[QUOTED PASSAGE]
+ + +

First Impression, Gotham

David and I sat down and watched Gotham the other night. I have seen a lot of reviews out and so far the reactions seemed to be mixed. From my perspective I was not quite sure what I was getting into with a prequel to the Batman era so I was definitely open to what they were going to show. Now initial impression is that I enjoyed the first episode and am definitely willing to watch more. I think there were some good and bad things about the setup in the pilot. One thing that I found odd was it felt like they were trying to introduce all of the characters that we would recognize in the first episode, which came across a little off to me in terms of the story. The part that I thought was good is that they started with the murder of Bruce Wayne’s parents, Thomas and Martha. That is such a well known case to start on that it makes sense and then we hopefully get to see the ripple effect from there.

Too Many Characters

It is funny to talk about a comic book type show having too many characters, but when you introduce them all in the first episode you wonder where you are going to go. I think they basically introduced every character that the audience was already aware of in the first episode. Now they were only glimpses of the characters, but some of the reasoning for some of the characters seemed a bit contrived. At times it felt like things happened specifically to be able to show a glimpse of all the characters. The thing this episode could have been is a good introduction to maybe one of the villains, but it ended up being a hodgepodge and a few stood out, but not enough.

+ + +

Visual layout annotation entries
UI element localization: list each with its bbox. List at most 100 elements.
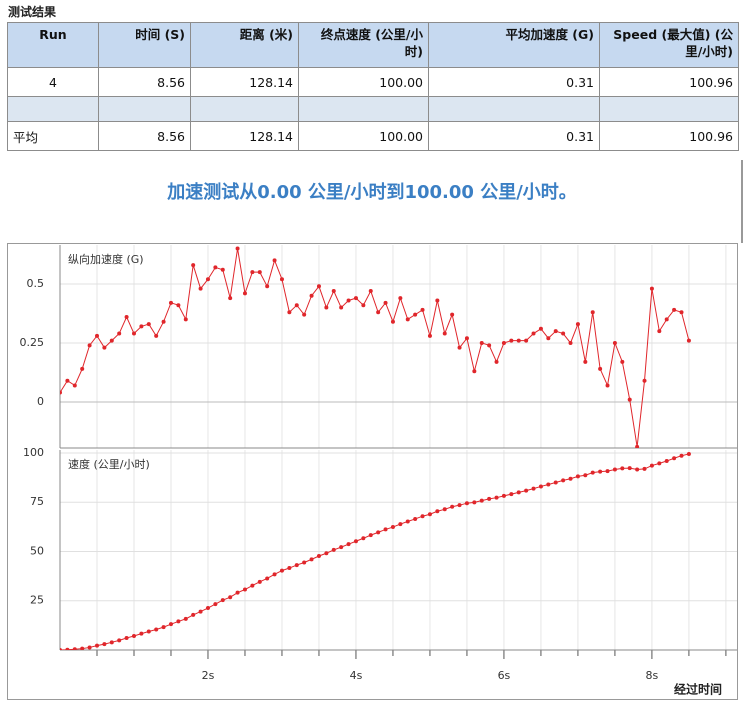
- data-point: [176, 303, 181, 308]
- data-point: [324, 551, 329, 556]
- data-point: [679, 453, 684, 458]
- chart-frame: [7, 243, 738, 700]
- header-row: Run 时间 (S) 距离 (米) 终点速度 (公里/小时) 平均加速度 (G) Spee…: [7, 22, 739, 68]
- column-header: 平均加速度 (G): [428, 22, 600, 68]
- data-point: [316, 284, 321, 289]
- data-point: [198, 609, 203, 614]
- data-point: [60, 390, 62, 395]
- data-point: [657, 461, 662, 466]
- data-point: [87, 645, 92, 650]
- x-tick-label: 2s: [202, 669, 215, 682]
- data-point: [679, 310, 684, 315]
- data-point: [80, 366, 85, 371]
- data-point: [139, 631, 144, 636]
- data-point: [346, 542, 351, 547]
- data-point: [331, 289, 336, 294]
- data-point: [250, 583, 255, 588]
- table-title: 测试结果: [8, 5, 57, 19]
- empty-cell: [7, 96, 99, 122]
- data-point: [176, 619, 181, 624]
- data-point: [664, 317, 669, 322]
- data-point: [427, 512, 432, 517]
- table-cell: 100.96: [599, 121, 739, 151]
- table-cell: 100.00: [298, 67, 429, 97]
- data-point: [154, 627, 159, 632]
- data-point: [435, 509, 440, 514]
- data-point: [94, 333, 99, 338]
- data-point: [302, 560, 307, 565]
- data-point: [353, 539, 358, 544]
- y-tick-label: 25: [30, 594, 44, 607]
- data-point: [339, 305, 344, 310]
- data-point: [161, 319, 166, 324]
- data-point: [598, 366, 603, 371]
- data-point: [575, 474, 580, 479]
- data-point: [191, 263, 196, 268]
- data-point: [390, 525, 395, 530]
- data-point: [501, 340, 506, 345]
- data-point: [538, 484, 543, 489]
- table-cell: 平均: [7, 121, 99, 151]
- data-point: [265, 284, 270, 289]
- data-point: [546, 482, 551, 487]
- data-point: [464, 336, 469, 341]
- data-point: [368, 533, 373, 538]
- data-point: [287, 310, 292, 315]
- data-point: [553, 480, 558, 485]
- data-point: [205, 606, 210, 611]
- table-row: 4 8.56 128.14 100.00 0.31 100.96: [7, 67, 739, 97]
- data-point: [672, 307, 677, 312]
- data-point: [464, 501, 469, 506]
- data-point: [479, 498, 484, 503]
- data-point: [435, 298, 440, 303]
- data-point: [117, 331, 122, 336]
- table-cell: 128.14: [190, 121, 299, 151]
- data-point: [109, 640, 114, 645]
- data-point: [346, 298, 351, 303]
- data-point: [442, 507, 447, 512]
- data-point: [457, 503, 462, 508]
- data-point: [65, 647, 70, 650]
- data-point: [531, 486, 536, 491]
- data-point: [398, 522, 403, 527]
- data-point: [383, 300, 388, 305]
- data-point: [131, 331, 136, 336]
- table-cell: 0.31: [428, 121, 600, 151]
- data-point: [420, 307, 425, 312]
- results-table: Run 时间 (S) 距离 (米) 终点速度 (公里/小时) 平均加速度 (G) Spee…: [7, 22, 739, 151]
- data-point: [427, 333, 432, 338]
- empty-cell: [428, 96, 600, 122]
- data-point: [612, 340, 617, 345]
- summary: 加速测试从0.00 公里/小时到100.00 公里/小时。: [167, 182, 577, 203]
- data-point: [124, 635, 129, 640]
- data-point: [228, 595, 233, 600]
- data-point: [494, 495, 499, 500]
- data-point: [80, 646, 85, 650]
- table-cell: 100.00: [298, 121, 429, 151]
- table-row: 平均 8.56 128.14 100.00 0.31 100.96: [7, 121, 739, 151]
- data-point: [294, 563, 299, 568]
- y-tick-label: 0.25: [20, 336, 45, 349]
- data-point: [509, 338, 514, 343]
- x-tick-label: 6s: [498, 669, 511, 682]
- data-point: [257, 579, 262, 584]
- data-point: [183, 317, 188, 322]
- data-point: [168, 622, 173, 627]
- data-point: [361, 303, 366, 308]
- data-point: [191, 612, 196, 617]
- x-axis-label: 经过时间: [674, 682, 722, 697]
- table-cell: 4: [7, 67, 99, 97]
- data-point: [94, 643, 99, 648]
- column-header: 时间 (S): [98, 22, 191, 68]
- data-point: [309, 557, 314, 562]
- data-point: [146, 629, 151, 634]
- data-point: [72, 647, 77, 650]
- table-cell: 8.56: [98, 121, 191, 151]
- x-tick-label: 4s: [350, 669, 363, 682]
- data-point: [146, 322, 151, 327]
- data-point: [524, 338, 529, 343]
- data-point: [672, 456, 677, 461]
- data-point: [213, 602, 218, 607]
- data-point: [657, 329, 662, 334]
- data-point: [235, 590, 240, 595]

+ + +

[EXERCISE SET]
1. Answer these questions about the Gotham review:
(a) Who watched the show with the writer?
(b) Whose murder did the pilot start with?
(c) What did the writer say the episode ended up being instead of a good introduction to one of the villains?
2. Could you update the Gotham review from "It is funny" to "but not enough.", replacing "hodgepodge" with "jumble"?

[RESPONSES TO THE TASKS]
1.
(a) David.
(b) Bruce Wayne's parents, Thomas and Martha.
(c) A hodgepodge.

2.
It is funny to talk about a comic book type show having too many characters, but when you introduce them all in the first episode you wonder where you are going to go. I think they basically introduced every character that the audience was already aware of in the first episode. Now they were only glimpses of the characters, but some of the reasoning for some of the characters seemed a bit contrived. At times it felt like things happened specifically to be able to show a glimpse of all the characters. The thing this episode could have been is a good introduction to maybe one of the villains, but it ended up being a jumble and a few stood out, but not enough.